━━━━━ Extracted data ━━━━━

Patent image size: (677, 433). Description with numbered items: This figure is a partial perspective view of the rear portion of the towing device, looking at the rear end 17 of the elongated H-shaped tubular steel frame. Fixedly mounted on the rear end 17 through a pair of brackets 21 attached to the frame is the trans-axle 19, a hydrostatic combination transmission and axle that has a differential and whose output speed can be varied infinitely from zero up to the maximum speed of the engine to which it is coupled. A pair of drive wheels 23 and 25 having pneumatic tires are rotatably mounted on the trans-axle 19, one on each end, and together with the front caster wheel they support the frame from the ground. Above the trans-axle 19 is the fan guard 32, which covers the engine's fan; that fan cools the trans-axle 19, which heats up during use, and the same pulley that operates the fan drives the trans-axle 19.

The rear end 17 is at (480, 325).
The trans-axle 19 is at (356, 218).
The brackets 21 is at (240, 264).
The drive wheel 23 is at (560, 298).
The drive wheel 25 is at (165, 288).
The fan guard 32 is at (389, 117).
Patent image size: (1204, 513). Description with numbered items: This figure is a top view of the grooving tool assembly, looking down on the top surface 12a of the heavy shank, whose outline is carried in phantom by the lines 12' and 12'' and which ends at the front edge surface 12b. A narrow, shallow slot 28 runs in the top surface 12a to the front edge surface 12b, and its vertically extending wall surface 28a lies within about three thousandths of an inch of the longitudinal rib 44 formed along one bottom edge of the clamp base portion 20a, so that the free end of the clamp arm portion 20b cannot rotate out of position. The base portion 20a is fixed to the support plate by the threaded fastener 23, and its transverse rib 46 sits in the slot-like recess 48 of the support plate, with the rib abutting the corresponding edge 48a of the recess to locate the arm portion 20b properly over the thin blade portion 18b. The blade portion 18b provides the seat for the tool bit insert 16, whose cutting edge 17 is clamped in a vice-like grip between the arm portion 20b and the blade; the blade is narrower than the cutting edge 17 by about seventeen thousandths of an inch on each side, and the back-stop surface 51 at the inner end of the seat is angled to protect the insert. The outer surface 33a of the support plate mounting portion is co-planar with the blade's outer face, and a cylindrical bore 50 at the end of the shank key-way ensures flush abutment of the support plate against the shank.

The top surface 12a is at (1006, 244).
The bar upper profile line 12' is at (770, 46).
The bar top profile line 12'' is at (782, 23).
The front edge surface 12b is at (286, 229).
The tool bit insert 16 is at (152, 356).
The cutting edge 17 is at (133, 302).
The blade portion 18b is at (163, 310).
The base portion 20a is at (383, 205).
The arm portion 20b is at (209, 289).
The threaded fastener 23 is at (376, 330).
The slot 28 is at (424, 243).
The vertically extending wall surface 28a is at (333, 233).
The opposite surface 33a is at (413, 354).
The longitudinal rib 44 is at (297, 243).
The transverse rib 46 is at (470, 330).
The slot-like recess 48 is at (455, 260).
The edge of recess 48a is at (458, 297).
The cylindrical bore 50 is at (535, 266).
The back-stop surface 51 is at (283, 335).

━━━━━

Your objective
Reproduce the listing above in full, swapping "towing device" for "towing apparatus" and leaving everything else unchanged.

Complete response
Patent image size: (677, 433). Description with numbered items: This figure is a partial perspective view of the rear portion of the towing apparatus, looking at the rear end 17 of the elongated H-shaped tubular steel frame. Fixedly mounted on the rear end 17 through a pair of brackets 21 attached to the frame is the trans-axle 19, a hydrostatic combination transmission and axle that has a differential and whose output speed can be varied infinitely from zero up to the maximum speed of the engine to which it is coupled. A pair of drive wheels 23 and 25 having pneumatic tires are rotatably mounted on the trans-axle 19, one on each end, and together with the front caster wheel they support the frame from the ground. Above the trans-axle 19 is the fan guard 32, which covers the engine's fan; that fan cools the trans-axle 19, which heats up during use, and the same pulley that operates the fan drives the trans-axle 19.

The rear end 17 is at (480, 325).
The trans-axle 19 is at (356, 218).
The brackets 21 is at (240, 264).
The drive wheel 23 is at (560, 298).
The drive wheel 25 is at (165, 288).
The fan guard 32 is at (389, 117).
Patent image size: (1204, 513). Description with numbered items: This figure is a top view of the grooving tool assembly, looking down on the top surface 12a of the heavy shank, whose outline is carried in phantom by the lines 12' and 12'' and which ends at the front edge surface 12b. A narrow, shallow slot 28 runs in the top surface 12a to the front edge surface 12b, and its vertically extending wall surface 28a lies within about three thousandths of an inch of the longitudinal rib 44 formed along one bottom edge of the clamp base portion 20a, so that the free end of the clamp arm portion 20b cannot rotate out of position. The base portion 20a is fixed to the support plate by the threaded fastener 23, and its transverse rib 46 sits in the slot-like recess 48 of the support plate, with the rib abutting the corresponding edge 48a of the recess to locate the arm portion 20b properly over the thin blade portion 18b. The blade portion 18b provides the seat for the tool bit insert 16, whose cutting edge 17 is clamped in a vice-like grip between the arm portion 20b and the blade; the blade is narrower than the cutting edge 17 by about seventeen thousandths of an inch on each side, and the back-stop surface 51 at the inner end of the seat is angled to protect the insert. The outer surface 33a of the support plate mounting portion is co-planar with the blade's outer face, and a cylindrical bore 50 at the end of the shank key-way ensures flush abutment of the support plate against the shank.

The top surface 12a is at (1006, 244).
The bar upper profile line 12' is at (770, 46).
The bar top profile line 12'' is at (782, 23).
The front edge surface 12b is at (286, 229).
The tool bit insert 16 is at (152, 356).
The cutting edge 17 is at (133, 302).
The blade portion 18b is at (163, 310).
The base portion 20a is at (383, 205).
The arm portion 20b is at (209, 289).
The threaded fastener 23 is at (376, 330).
The slot 28 is at (424, 243).
The vertically extending wall surface 28a is at (333, 233).
The opposite surface 33a is at (413, 354).
The longitudinal rib 44 is at (297, 243).
The transverse rib 46 is at (470, 330).
The slot-like recess 48 is at (455, 260).
The edge of recess 48a is at (458, 297).
The cylindrical bore 50 is at (535, 266).
The back-stop surface 51 is at (283, 335).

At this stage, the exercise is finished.